● Work required:
Among the entries, which lines carry the string "nariz"? Copy each of them.

● Records for this exercise:
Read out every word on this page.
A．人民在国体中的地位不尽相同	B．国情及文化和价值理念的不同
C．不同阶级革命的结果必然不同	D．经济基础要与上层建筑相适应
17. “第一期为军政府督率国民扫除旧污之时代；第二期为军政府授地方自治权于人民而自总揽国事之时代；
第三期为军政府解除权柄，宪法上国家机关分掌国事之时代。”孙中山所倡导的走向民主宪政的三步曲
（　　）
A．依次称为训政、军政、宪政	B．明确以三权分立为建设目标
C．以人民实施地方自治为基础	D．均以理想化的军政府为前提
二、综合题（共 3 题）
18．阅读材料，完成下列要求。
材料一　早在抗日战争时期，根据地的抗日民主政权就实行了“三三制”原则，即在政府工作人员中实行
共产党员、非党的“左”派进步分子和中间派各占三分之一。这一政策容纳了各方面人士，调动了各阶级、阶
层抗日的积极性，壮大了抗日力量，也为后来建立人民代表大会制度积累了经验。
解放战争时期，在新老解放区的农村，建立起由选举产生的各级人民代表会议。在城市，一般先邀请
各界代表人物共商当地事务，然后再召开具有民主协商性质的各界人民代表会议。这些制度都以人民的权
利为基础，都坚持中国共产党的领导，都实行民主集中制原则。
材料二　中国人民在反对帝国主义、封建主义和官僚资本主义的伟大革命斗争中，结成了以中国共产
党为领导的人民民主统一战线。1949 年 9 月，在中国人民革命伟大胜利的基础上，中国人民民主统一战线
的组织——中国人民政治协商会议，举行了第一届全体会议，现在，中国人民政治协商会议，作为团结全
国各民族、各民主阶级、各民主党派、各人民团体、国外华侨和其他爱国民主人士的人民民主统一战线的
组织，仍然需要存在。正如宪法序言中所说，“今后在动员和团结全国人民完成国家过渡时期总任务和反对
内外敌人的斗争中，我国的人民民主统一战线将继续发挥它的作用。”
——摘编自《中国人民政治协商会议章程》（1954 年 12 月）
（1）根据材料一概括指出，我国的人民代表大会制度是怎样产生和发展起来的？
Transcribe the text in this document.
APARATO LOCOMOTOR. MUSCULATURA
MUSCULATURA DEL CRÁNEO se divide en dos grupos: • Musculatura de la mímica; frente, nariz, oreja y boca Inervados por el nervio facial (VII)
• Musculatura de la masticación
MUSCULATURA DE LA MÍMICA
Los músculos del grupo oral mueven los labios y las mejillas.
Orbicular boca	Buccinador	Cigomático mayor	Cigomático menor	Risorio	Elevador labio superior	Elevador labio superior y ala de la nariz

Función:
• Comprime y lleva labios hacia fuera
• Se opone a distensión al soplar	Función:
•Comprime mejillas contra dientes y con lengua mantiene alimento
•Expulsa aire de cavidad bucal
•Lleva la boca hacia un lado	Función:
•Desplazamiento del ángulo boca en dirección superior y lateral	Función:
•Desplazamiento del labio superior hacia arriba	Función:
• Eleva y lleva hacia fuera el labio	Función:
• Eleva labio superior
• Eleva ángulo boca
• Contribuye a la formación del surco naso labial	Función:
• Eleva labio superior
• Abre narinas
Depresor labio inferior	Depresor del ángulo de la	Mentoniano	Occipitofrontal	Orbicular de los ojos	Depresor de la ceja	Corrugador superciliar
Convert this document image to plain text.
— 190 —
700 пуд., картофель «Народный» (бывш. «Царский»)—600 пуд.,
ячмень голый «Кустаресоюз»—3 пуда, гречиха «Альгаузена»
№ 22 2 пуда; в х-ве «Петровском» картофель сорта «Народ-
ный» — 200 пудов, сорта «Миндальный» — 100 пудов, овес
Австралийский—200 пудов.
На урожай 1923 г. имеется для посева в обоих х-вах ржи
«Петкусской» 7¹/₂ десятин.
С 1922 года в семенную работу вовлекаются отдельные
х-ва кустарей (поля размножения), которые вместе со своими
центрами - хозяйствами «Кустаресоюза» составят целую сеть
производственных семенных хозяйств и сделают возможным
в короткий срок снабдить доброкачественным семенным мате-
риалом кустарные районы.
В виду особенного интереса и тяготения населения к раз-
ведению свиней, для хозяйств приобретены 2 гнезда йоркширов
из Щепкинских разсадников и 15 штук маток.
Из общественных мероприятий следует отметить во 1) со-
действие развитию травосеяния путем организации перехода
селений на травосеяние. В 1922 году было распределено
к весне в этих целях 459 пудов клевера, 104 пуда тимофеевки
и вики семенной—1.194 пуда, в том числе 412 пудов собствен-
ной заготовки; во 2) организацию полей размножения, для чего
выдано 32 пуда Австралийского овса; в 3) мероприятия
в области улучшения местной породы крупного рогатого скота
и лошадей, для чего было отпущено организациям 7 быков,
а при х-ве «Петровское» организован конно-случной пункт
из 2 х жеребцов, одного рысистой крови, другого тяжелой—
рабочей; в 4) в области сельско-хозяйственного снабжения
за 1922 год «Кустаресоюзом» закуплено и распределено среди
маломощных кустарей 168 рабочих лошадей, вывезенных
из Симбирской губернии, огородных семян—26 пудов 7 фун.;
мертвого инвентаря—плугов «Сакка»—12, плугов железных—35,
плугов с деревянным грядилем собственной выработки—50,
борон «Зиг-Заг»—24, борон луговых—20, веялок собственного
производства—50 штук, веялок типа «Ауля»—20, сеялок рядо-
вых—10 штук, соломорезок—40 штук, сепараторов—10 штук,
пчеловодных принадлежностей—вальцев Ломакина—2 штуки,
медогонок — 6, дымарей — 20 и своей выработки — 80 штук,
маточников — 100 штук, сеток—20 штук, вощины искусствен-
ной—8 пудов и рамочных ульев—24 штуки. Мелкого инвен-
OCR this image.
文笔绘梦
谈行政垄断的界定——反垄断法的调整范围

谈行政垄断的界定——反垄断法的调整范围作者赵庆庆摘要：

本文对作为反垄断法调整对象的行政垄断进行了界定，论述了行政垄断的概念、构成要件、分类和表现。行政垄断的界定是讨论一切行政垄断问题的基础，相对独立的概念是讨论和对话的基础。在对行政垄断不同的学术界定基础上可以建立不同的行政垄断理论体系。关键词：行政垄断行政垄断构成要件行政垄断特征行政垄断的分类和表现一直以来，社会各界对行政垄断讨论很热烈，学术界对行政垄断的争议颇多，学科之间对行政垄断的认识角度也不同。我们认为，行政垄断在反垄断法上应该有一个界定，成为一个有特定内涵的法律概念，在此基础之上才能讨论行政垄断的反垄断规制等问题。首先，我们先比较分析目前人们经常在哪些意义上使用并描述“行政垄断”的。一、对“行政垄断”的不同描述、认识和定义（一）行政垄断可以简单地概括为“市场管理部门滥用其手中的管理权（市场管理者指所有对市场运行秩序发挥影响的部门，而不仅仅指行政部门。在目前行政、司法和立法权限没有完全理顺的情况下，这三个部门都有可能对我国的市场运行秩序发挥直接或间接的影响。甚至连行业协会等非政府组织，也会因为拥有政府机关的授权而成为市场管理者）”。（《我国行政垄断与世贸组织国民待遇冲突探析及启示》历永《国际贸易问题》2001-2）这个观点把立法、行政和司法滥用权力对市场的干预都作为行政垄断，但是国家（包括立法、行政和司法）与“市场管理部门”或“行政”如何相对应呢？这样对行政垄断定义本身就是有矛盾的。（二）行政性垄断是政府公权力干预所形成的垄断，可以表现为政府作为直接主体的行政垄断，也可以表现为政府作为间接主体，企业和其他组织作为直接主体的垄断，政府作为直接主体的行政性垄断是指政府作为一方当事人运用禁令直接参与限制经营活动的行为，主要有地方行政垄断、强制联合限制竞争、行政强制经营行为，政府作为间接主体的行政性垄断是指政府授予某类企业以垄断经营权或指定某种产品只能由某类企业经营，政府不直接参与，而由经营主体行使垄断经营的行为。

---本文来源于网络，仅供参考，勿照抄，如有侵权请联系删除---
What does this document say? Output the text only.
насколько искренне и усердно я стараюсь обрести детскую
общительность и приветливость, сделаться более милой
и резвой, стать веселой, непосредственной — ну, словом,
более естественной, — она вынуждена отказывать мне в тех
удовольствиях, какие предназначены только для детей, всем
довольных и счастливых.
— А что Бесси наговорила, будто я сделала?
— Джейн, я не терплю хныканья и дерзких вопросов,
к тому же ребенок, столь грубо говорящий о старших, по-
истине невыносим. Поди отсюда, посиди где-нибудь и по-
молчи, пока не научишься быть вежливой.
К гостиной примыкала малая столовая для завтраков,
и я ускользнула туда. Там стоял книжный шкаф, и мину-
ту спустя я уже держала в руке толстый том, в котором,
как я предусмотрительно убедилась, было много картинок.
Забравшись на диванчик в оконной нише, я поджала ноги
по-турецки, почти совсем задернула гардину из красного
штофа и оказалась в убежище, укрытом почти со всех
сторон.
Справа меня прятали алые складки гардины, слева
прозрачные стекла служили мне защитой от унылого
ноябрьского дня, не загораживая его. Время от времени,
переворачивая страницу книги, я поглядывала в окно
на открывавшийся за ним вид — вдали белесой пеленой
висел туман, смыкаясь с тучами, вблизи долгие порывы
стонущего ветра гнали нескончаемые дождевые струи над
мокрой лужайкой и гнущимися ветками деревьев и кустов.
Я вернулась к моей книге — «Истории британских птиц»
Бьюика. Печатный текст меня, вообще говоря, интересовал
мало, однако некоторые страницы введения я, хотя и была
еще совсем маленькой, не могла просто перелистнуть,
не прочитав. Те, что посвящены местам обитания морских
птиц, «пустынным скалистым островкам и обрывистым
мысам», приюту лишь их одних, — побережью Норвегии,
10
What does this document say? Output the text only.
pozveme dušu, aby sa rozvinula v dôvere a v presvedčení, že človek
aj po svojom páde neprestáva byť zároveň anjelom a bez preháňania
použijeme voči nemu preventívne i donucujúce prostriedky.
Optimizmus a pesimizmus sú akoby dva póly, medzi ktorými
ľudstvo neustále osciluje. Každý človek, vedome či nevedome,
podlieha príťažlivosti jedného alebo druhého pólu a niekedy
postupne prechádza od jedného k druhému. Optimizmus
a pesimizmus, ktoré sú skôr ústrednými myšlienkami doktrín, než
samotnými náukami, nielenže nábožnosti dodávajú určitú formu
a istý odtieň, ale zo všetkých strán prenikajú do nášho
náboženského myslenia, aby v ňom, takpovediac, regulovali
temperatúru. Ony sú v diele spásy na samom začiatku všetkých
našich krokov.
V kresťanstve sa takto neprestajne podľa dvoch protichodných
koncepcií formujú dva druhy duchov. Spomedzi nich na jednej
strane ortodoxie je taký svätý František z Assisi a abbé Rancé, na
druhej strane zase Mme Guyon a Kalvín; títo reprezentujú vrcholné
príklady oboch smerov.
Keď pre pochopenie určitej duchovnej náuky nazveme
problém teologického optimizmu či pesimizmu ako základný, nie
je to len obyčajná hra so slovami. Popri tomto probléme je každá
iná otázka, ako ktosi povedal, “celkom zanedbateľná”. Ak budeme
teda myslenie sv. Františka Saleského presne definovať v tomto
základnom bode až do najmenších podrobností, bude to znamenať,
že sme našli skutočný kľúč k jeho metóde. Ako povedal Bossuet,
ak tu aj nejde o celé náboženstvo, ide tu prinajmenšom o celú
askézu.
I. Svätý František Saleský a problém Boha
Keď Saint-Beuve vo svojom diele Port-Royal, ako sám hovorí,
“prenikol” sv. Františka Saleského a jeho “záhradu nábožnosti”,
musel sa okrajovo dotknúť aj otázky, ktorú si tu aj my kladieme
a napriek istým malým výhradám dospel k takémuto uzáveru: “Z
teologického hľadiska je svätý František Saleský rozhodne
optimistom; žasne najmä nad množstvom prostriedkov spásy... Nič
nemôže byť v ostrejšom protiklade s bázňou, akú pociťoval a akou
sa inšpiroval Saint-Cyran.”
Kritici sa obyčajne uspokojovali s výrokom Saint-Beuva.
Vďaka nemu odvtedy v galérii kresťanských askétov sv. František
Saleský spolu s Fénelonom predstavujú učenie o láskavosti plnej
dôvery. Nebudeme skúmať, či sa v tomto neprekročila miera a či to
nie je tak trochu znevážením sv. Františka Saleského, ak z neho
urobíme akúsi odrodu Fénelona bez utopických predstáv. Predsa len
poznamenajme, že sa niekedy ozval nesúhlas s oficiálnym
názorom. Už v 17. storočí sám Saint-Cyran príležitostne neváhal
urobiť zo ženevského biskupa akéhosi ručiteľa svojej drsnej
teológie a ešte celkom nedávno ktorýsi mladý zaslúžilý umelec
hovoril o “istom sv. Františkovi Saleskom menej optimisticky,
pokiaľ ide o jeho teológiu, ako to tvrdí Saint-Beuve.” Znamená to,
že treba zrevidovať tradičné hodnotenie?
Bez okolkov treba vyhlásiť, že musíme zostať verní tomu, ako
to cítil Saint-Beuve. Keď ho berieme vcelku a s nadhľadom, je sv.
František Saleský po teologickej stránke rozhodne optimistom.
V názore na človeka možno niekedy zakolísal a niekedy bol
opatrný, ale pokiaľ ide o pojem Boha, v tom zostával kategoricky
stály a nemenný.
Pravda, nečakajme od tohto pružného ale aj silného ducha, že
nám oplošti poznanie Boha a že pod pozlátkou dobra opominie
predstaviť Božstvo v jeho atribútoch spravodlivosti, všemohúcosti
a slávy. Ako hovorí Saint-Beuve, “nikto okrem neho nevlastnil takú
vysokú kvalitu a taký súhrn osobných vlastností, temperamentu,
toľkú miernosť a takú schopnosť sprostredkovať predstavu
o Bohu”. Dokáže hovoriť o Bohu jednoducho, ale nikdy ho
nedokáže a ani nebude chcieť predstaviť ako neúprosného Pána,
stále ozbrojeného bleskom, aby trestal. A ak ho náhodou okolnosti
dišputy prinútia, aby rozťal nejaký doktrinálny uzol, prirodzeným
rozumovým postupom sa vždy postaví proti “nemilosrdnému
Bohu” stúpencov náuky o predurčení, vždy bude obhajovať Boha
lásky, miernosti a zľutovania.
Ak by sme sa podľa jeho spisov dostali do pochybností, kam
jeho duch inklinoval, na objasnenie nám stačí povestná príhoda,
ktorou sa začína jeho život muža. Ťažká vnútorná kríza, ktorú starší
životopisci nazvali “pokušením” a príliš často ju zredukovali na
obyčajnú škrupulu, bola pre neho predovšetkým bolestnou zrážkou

● The solution:
MUSCULATURA DEL CRÁNEO se divide en dos grupos: • Musculatura de la mímica; frente, nariz, oreja y boca Inervados por el nervio facial (VII)
Orbicular boca	Buccinador	Cigomático mayor	Cigomático menor	Risorio	Elevador labio superior	Elevador labio superior y ala de la nariz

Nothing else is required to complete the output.